## TASK DESCRIPTION
Using the records below, count the lines containing "transcript" and give only the total.

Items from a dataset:

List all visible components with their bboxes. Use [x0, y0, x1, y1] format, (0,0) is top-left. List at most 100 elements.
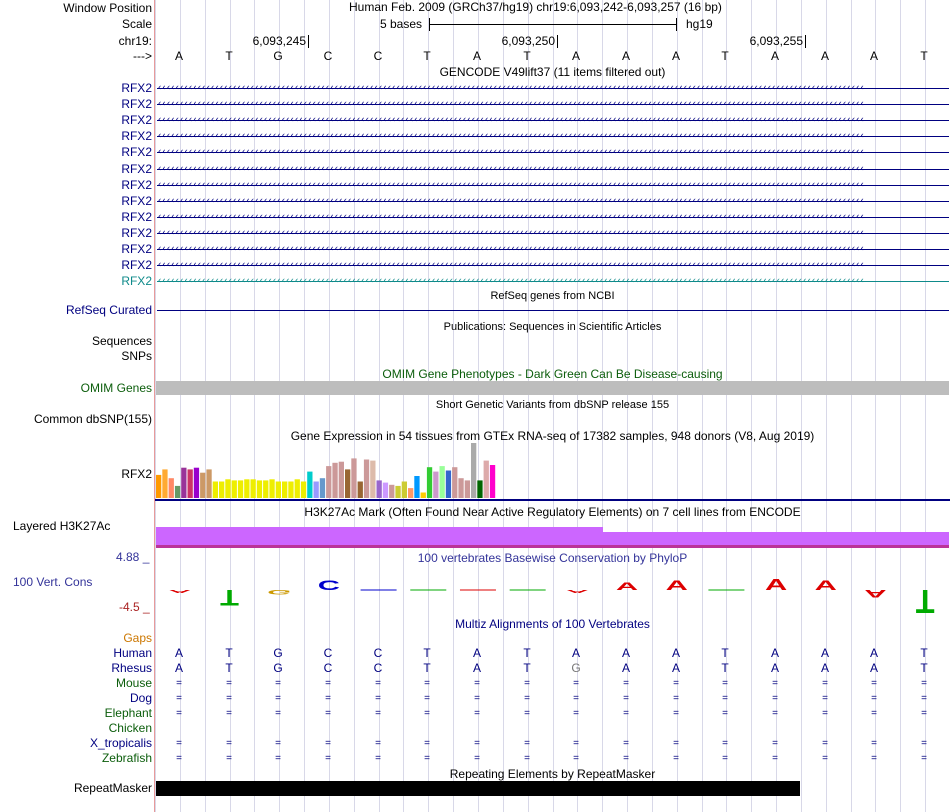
gtex-tissue-bar[interactable]: [477, 480, 483, 498]
conservation-logo-letter[interactable]: G: [267, 588, 291, 596]
gtex-tissue-bar[interactable]: [231, 480, 237, 498]
gtex-tissue-bar[interactable]: [332, 462, 338, 498]
gtex-tissue-bar[interactable]: [357, 481, 363, 499]
gtex-tissue-bar[interactable]: [250, 479, 256, 498]
conservation-label[interactable]: 100 Vert. Cons: [13, 575, 93, 589]
multiz-species-label[interactable]: Dog: [129, 691, 152, 705]
gtex-gene-label[interactable]: RFX2: [121, 467, 152, 481]
gtex-tissue-bar[interactable]: [174, 485, 181, 498]
gtex-tissue-bar[interactable]: [219, 481, 225, 499]
gtex-tissue-bar[interactable]: [445, 470, 452, 499]
conservation-logo-letter[interactable]: C: [318, 578, 340, 593]
conservation-logo-letter[interactable]: A: [616, 580, 639, 593]
gtex-tissue-bar[interactable]: [307, 471, 313, 498]
gtex-tissue-bar[interactable]: [269, 479, 275, 498]
gtex-tissue-bar[interactable]: [237, 480, 244, 498]
gtex-tissue-bar[interactable]: [256, 480, 263, 498]
gtex-tissue-bar[interactable]: [420, 492, 426, 499]
gtex-tissue-bar[interactable]: [313, 481, 319, 499]
multiz-species-label[interactable]: Human: [113, 646, 152, 660]
multiz-species-label[interactable]: Elephant: [104, 706, 152, 720]
conservation-logo-letter[interactable]: T: [220, 585, 239, 610]
gtex-tissue-bar[interactable]: [200, 472, 206, 498]
gencode-item-label[interactable]: RFX2: [121, 242, 152, 256]
gencode-transcript[interactable]: ‹‹‹‹‹‹‹‹‹‹‹‹‹‹‹‹‹‹‹‹‹‹‹‹‹‹‹‹‹‹‹‹‹‹‹‹‹‹‹‹…: [157, 132, 949, 141]
gtex-tissue-bar[interactable]: [263, 480, 269, 498]
gencode-item-label[interactable]: RFX2: [121, 162, 152, 176]
gtex-tissue-bar[interactable]: [275, 481, 281, 499]
gtex-tissue-bar[interactable]: [426, 467, 433, 498]
gtex-tissue-bar[interactable]: [168, 478, 174, 498]
gencode-transcript[interactable]: ‹‹‹‹‹‹‹‹‹‹‹‹‹‹‹‹‹‹‹‹‹‹‹‹‹‹‹‹‹‹‹‹‹‹‹‹‹‹‹‹…: [157, 213, 949, 222]
gencode-item-label[interactable]: RFX2: [121, 226, 152, 240]
gtex-tissue-bar[interactable]: [483, 460, 489, 498]
gtex-tissue-bar[interactable]: [382, 482, 389, 498]
gencode-item-label[interactable]: RFX2: [121, 81, 152, 95]
gencode-transcript[interactable]: ‹‹‹‹‹‹‹‹‹‹‹‹‹‹‹‹‹‹‹‹‹‹‹‹‹‹‹‹‹‹‹‹‹‹‹‹‹‹‹‹…: [157, 277, 949, 286]
gencode-item-label[interactable]: RFX2: [121, 274, 152, 288]
gtex-tissue-bar[interactable]: [389, 484, 395, 498]
gtex-tissue-bar[interactable]: [300, 481, 307, 499]
gtex-tissue-bar[interactable]: [193, 467, 200, 498]
gtex-tissue-bar[interactable]: [319, 478, 326, 498]
gtex-tissue-bar[interactable]: [294, 479, 300, 498]
gtex-tissue-bar[interactable]: [345, 469, 351, 498]
gtex-tissue-bar[interactable]: [414, 476, 420, 498]
gencode-item-label[interactable]: RFX2: [121, 129, 152, 143]
gencode-item-label[interactable]: RFX2: [121, 178, 152, 192]
conservation-logo-letter[interactable]: A: [864, 588, 887, 601]
gtex-tissue-bar[interactable]: [433, 471, 439, 498]
repeatmasker-label[interactable]: RepeatMasker: [73, 781, 152, 795]
conservation-logo[interactable]: A T G C A A A A AA T: [155, 566, 950, 614]
publications-sequences-label[interactable]: Sequences: [91, 334, 152, 348]
conservation-logo-letter[interactable]: A: [666, 578, 688, 593]
gtex-tissue-bar[interactable]: [452, 467, 458, 498]
gtex-tissue-bar[interactable]: [376, 480, 382, 498]
h3k27ac-label[interactable]: Layered H3K27Ac: [13, 519, 111, 533]
conservation-logo-letter[interactable]: A: [169, 589, 191, 594]
gtex-tissue-bar[interactable]: [439, 466, 445, 498]
gtex-tissue-bar[interactable]: [206, 469, 212, 498]
gtex-tissue-bar[interactable]: [326, 466, 332, 498]
gtex-tissue-bar[interactable]: [351, 458, 357, 498]
refseq-label[interactable]: RefSeq Curated: [65, 303, 152, 317]
gencode-transcript[interactable]: ‹‹‹‹‹‹‹‹‹‹‹‹‹‹‹‹‹‹‹‹‹‹‹‹‹‹‹‹‹‹‹‹‹‹‹‹‹‹‹‹…: [157, 100, 949, 109]
gencode-item-label[interactable]: RFX2: [121, 258, 152, 272]
gtex-tissue-bar[interactable]: [363, 459, 370, 499]
h3k27ac-signal-high[interactable]: [156, 527, 603, 545]
gtex-tissue-bar[interactable]: [181, 467, 187, 498]
gencode-item-label[interactable]: RFX2: [121, 145, 152, 159]
gtex-tissue-bar[interactable]: [489, 465, 496, 498]
gencode-transcript[interactable]: ‹‹‹‹‹‹‹‹‹‹‹‹‹‹‹‹‹‹‹‹‹‹‹‹‹‹‹‹‹‹‹‹‹‹‹‹‹‹‹‹…: [157, 229, 949, 238]
gencode-item-label[interactable]: RFX2: [121, 210, 152, 224]
multiz-species-label[interactable]: Rhesus: [111, 661, 152, 675]
gtex-tissue-bar[interactable]: [212, 481, 218, 499]
omim-label[interactable]: OMIM Genes: [80, 381, 152, 395]
conservation-logo-letter[interactable]: A: [815, 578, 837, 593]
dbsnp-label[interactable]: Common dbSNP(155): [33, 412, 152, 426]
gtex-tissue-bar[interactable]: [401, 481, 407, 499]
gencode-transcript[interactable]: ‹‹‹‹‹‹‹‹‹‹‹‹‹‹‹‹‹‹‹‹‹‹‹‹‹‹‹‹‹‹‹‹‹‹‹‹‹‹‹‹…: [157, 197, 949, 206]
multiz-species-label[interactable]: Zebrafish: [101, 751, 152, 765]
publications-snps-label[interactable]: SNPs: [121, 349, 152, 363]
gencode-item-label[interactable]: RFX2: [121, 97, 152, 111]
gtex-bar-chart[interactable]: [155, 442, 950, 502]
multiz-species-label[interactable]: Chicken: [108, 721, 152, 735]
gencode-transcript[interactable]: ‹‹‹‹‹‹‹‹‹‹‹‹‹‹‹‹‹‹‹‹‹‹‹‹‹‹‹‹‹‹‹‹‹‹‹‹‹‹‹‹…: [157, 181, 949, 190]
gencode-transcript[interactable]: ‹‹‹‹‹‹‹‹‹‹‹‹‹‹‹‹‹‹‹‹‹‹‹‹‹‹‹‹‹‹‹‹‹‹‹‹‹‹‹‹…: [157, 148, 949, 157]
multiz-species-label[interactable]: Mouse: [115, 676, 152, 690]
gtex-tissue-bar[interactable]: [162, 469, 168, 498]
gtex-tissue-bar[interactable]: [408, 488, 414, 498]
gtex-tissue-bar[interactable]: [156, 474, 162, 498]
gtex-tissue-bar[interactable]: [464, 480, 470, 498]
multiz-species-label[interactable]: X_tropicalis: [89, 736, 152, 750]
gencode-transcript[interactable]: ‹‹‹‹‹‹‹‹‹‹‹‹‹‹‹‹‹‹‹‹‹‹‹‹‹‹‹‹‹‹‹‹‹‹‹‹‹‹‹‹…: [157, 165, 949, 174]
refseq-gene-line[interactable]: [157, 310, 949, 311]
gencode-transcript[interactable]: ‹‹‹‹‹‹‹‹‹‹‹‹‹‹‹‹‹‹‹‹‹‹‹‹‹‹‹‹‹‹‹‹‹‹‹‹‹‹‹‹…: [157, 116, 949, 125]
conservation-logo-letter[interactable]: A: [765, 577, 787, 594]
gtex-tissue-bar[interactable]: [244, 479, 250, 498]
gtex-tissue-bar[interactable]: [288, 481, 294, 499]
gtex-tissue-bar[interactable]: [395, 485, 401, 498]
gtex-tissue-bar[interactable]: [471, 443, 477, 498]
h3k27ac-signal-low[interactable]: [603, 532, 949, 545]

## THE ANSWER
10